DIRECTIVE:
Are you able to quote each entry exactly as written?

Data listing:

· · · · ·

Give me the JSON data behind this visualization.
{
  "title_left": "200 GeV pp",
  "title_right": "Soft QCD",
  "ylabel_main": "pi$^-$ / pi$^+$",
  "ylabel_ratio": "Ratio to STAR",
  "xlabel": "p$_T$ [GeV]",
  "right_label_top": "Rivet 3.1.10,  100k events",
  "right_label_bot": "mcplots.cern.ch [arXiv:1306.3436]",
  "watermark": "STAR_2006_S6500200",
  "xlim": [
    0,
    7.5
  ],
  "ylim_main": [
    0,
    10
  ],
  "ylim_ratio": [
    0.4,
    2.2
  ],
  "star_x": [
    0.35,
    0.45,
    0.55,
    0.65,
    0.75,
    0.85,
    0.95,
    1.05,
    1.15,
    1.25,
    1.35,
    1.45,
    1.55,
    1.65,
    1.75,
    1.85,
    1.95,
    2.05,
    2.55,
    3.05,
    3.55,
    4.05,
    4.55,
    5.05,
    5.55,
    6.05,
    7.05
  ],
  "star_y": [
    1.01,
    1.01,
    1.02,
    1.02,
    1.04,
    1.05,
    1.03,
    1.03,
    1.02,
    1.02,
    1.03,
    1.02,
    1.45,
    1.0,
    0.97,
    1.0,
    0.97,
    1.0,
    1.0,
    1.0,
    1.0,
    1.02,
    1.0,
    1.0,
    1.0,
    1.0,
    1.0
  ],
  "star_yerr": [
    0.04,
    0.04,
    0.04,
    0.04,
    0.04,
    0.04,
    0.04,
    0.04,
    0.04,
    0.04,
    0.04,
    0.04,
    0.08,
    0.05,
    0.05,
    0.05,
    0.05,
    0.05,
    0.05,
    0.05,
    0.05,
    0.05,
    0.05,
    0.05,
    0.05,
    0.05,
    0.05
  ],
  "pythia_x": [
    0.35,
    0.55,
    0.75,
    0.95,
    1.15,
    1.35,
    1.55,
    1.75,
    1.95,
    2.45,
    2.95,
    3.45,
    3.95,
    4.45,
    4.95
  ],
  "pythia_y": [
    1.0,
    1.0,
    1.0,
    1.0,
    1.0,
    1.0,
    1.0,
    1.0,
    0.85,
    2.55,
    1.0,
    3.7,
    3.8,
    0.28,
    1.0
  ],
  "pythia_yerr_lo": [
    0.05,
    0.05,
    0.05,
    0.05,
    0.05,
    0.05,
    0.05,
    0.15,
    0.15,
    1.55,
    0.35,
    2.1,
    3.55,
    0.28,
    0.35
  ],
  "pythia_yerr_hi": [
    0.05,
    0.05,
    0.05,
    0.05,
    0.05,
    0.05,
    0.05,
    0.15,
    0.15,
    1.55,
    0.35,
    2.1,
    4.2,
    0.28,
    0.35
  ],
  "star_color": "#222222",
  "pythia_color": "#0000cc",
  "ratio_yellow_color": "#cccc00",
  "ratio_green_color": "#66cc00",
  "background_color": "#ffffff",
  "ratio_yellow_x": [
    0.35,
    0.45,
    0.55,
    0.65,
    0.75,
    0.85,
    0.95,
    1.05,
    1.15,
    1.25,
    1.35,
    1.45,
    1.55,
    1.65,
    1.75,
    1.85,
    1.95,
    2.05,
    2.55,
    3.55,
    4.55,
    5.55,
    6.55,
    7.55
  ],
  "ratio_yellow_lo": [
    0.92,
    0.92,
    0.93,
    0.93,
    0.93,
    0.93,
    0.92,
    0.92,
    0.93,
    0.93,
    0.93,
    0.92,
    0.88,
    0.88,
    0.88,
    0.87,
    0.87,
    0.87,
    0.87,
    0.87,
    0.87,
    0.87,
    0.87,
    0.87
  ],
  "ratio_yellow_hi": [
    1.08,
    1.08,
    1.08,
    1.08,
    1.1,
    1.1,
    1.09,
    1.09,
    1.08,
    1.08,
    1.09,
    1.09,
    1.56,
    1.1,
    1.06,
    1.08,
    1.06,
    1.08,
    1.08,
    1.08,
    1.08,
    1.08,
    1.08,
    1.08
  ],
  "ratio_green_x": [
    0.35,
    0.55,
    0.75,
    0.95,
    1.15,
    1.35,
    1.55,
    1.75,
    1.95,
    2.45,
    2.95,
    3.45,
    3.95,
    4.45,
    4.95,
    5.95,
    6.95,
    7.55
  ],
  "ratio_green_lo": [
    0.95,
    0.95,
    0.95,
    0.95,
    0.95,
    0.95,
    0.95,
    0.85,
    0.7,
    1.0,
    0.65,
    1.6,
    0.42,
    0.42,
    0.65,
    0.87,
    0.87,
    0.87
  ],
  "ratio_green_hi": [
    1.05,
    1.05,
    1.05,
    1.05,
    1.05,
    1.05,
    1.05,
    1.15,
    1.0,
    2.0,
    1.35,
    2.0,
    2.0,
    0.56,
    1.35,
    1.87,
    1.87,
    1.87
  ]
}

· · · · ·

TASK RESPONSE:
Give me the JSON data behind this visualization.
{
  "title_left": "200 GeV pp",
  "title_right": "Soft QCD",
  "ylabel_main": "pi$^-$ / pi$^+$",
  "ylabel_ratio": "Ratio to STAR",
  "xlabel": "p$_T$ [GeV]",
  "right_label_top": "Rivet 3.1.10,  100k events",
  "right_label_bot": "mcplots.cern.ch [arXiv:1306.3436]",
  "watermark": "STAR_2006_S6500200",
  "xlim": [
    0,
    7.5
  ],
  "ylim_main": [
    0,
    10
  ],
  "ylim_ratio": [
    0.4,
    2.2
  ],
  "star_x": [
    0.35,
    0.45,
    0.55,
    0.65,
    0.75,
    0.85,
    0.95,
    1.05,
    1.15,
    1.25,
    1.35,
    1.45,
    1.55,
    1.65,
    1.75,
    1.85,
    1.95,
    2.05,
    2.55,
    3.05,
    3.55,
    4.05,
    4.55,
    5.05,
    5.55,
    6.05,
    7.05
  ],
  "star_y": [
    1.01,
    1.01,
    1.02,
    1.02,
    1.04,
    1.05,
    1.03,
    1.03,
    1.02,
    1.02,
    1.03,
    1.02,
    1.45,
    1.0,
    0.97,
    1.0,
    0.97,
    1.0,
    1.0,
    1.0,
    1.0,
    1.02,
    1.0,
    1.0,
    1.0,
    1.0,
    1.0
  ],
  "star_yerr": [
    0.04,
    0.04,
    0.04,
    0.04,
    0.04,
    0.04,
    0.04,
    0.04,
    0.04,
    0.04,
    0.04,
    0.04,
    0.08,
    0.05,
    0.05,
    0.05,
    0.05,
    0.05,
    0.05,
    0.05,
    0.05,
    0.05,
    0.05,
    0.05,
    0.05,
    0.05,
    0.05
  ],
  "pythia_x": [
    0.35,
    0.55,
    0.75,
    0.95,
    1.15,
    1.35,
    1.55,
    1.75,
    1.95,
    2.45,
    2.95,
    3.45,
    3.95,
    4.45,
    4.95
  ],
  "pythia_y": [
    1.0,
    1.0,
    1.0,
    1.0,
    1.0,
    1.0,
    1.0,
    1.0,
    0.85,
    2.55,
    1.0,
    3.7,
    3.8,
    0.28,
    1.0
  ],
  "pythia_yerr_lo": [
    0.05,
    0.05,
    0.05,
    0.05,
    0.05,
    0.05,
    0.05,
    0.15,
    0.15,
    1.55,
    0.35,
    2.1,
    3.55,
    0.28,
    0.35
  ],
  "pythia_yerr_hi": [
    0.05,
    0.05,
    0.05,
    0.05,
    0.05,
    0.05,
    0.05,
    0.15,
    0.15,
    1.55,
    0.35,
    2.1,
    4.2,
    0.28,
    0.35
  ],
  "star_color": "#222222",
  "pythia_color": "#0000cc",
  "ratio_yellow_color": "#cccc00",
  "ratio_green_color": "#66cc00",
  "background_color": "#ffffff",
  "ratio_yellow_x": [
    0.35,
    0.45,
    0.55,
    0.65,
    0.75,
    0.85,
    0.95,
    1.05,
    1.15,
    1.25,
    1.35,
    1.45,
    1.55,
    1.65,
    1.75,
    1.85,
    1.95,
    2.05,
    2.55,
    3.55,
    4.55,
    5.55,
    6.55,
    7.55
  ],
  "ratio_yellow_lo": [
    0.92,
    0.92,
    0.93,
    0.93,
    0.93,
    0.93,
    0.92,
    0.92,
    0.93,
    0.93,
    0.93,
    0.92,
    0.88,
    0.88,
    0.88,
    0.87,
    0.87,
    0.87,
    0.87,
    0.87,
    0.87,
    0.87,
    0.87,
    0.87
  ],
  "ratio_yellow_hi": [
    1.08,
    1.08,
    1.08,
    1.08,
    1.1,
    1.1,
    1.09,
    1.09,
    1.08,
    1.08,
    1.09,
    1.09,
    1.56,
    1.1,
    1.06,
    1.08,
    1.06,
    1.08,
    1.08,
    1.08,
    1.08,
    1.08,
    1.08,
    1.08
  ],
  "ratio_green_x": [
    0.35,
    0.55,
    0.75,
    0.95,
    1.15,
    1.35,
    1.55,
    1.75,
    1.95,
    2.45,
    2.95,
    3.45,
    3.95,
    4.45,
    4.95,
    5.95,
    6.95,
    7.55
  ],
  "ratio_green_lo": [
    0.95,
    0.95,
    0.95,
    0.95,
    0.95,
    0.95,
    0.95,
    0.85,
    0.7,
    1.0,
    0.65,
    1.6,
    0.42,
    0.42,
    0.65,
    0.87,
    0.87,
    0.87
  ],
  "ratio_green_hi": [
    1.05,
    1.05,
    1.05,
    1.05,
    1.05,
    1.05,
    1.05,
    1.15,
    1.0,
    2.0,
    1.35,
    2.0,
    2.0,
    0.56,
    1.35,
    1.87,
    1.87,
    1.87
  ]
}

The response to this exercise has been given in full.